**Set problem**
Turn the listing, from its first line through the line containing "send-to-folder-radio[interactable] — [141, 342, 150, 351]", into a numbered list and leave out any blank lines.

**Dataset records**
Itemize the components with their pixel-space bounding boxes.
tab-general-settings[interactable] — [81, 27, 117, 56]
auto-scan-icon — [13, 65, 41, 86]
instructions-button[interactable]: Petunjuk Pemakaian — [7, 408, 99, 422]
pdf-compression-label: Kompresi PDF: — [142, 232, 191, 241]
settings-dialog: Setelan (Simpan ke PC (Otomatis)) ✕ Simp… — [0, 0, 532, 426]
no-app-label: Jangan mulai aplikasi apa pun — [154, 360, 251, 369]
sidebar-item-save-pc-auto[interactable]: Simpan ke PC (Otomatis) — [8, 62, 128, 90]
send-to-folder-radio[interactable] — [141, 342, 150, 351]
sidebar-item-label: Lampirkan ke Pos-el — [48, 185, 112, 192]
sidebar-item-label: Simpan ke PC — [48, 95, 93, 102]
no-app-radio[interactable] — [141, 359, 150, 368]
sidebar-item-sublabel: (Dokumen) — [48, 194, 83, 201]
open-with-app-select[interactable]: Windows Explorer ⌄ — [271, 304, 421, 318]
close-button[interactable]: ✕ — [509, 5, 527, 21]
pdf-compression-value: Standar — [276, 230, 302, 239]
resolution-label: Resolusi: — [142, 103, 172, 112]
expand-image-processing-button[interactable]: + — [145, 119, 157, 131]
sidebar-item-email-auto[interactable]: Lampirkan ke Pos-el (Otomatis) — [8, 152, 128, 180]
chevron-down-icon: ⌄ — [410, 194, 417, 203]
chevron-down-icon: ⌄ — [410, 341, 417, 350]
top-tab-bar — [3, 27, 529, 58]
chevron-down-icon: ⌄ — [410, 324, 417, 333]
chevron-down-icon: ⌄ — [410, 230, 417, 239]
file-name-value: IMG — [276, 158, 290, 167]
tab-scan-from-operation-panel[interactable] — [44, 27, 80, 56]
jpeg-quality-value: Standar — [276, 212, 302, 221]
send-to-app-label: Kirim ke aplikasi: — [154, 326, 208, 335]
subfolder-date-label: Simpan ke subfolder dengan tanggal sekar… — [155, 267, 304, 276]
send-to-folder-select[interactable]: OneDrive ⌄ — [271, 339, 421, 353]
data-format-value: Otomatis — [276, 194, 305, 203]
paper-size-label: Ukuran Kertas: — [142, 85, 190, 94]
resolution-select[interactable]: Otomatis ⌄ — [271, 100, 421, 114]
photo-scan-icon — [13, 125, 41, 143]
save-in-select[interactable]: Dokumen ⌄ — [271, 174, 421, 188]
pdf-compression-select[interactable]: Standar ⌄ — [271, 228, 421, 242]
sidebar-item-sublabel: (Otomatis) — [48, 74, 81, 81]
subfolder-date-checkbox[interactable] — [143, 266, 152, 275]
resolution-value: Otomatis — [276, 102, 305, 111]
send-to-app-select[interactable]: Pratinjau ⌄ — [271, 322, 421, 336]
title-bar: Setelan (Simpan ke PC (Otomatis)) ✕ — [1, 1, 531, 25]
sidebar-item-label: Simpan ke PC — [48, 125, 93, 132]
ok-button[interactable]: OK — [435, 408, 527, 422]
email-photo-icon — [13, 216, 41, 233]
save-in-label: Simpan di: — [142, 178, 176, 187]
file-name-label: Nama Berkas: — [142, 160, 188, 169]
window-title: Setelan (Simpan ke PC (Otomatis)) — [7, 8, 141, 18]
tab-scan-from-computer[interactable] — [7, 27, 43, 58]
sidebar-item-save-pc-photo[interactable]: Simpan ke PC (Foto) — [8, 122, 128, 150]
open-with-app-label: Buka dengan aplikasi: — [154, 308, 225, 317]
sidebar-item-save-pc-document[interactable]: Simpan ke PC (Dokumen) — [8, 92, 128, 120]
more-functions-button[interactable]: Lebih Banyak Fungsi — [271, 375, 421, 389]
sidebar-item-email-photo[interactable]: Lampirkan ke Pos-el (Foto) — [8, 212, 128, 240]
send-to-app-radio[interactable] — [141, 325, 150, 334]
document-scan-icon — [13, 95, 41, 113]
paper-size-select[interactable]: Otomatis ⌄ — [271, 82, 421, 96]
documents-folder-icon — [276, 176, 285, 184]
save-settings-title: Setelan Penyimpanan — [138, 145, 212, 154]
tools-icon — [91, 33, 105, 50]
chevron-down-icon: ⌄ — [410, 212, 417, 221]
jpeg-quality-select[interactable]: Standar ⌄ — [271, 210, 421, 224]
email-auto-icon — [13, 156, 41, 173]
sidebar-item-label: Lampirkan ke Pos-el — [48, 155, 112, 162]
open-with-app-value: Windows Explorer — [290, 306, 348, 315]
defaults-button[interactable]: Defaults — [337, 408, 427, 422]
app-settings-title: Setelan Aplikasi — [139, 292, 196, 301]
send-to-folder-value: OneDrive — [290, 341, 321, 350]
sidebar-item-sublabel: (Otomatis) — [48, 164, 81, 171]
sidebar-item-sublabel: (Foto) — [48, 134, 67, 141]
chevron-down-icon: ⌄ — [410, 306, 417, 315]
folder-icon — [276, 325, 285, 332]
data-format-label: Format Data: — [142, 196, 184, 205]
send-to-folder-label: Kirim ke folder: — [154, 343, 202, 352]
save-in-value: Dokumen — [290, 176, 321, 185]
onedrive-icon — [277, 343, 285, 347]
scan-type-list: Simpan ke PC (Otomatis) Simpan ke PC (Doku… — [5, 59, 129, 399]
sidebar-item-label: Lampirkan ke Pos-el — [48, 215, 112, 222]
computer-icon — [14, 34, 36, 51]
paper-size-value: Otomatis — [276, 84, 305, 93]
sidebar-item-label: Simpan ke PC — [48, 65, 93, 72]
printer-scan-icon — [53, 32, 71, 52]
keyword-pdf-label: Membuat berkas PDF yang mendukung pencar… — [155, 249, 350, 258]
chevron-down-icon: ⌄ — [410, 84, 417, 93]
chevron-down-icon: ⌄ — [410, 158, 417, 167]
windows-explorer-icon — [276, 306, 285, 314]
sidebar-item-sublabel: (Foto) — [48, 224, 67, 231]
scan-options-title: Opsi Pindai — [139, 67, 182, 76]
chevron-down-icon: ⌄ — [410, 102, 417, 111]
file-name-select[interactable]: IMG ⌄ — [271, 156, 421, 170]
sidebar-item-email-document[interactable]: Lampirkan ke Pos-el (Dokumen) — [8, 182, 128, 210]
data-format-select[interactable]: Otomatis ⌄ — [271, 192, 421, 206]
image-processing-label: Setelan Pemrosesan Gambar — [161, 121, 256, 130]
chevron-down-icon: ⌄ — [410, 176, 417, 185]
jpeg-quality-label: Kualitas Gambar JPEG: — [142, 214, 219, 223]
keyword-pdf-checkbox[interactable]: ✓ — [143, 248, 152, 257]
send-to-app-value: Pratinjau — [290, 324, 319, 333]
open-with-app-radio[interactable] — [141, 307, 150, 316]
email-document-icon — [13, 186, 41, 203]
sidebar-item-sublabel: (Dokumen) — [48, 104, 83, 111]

**Finished answer**
1. Itemize the components with their pixel-space bounding boxes.
2. tab-general-settings[interactable] — [81, 27, 117, 56]
3. auto-scan-icon — [13, 65, 41, 86]
4. instructions-button[interactable]: Petunjuk Pemakaian — [7, 408, 99, 422]
5. pdf-compression-label: Kompresi PDF: — [142, 232, 191, 241]
6. settings-dialog: Setelan (Simpan ke PC (Otomatis)) ✕ Simp… — [0, 0, 532, 426]
7. no-app-label: Jangan mulai aplikasi apa pun — [154, 360, 251, 369]
8. sidebar-item-save-pc-auto[interactable]: Simpan ke PC (Otomatis) — [8, 62, 128, 90]
9. send-to-folder-radio[interactable] — [141, 342, 150, 351]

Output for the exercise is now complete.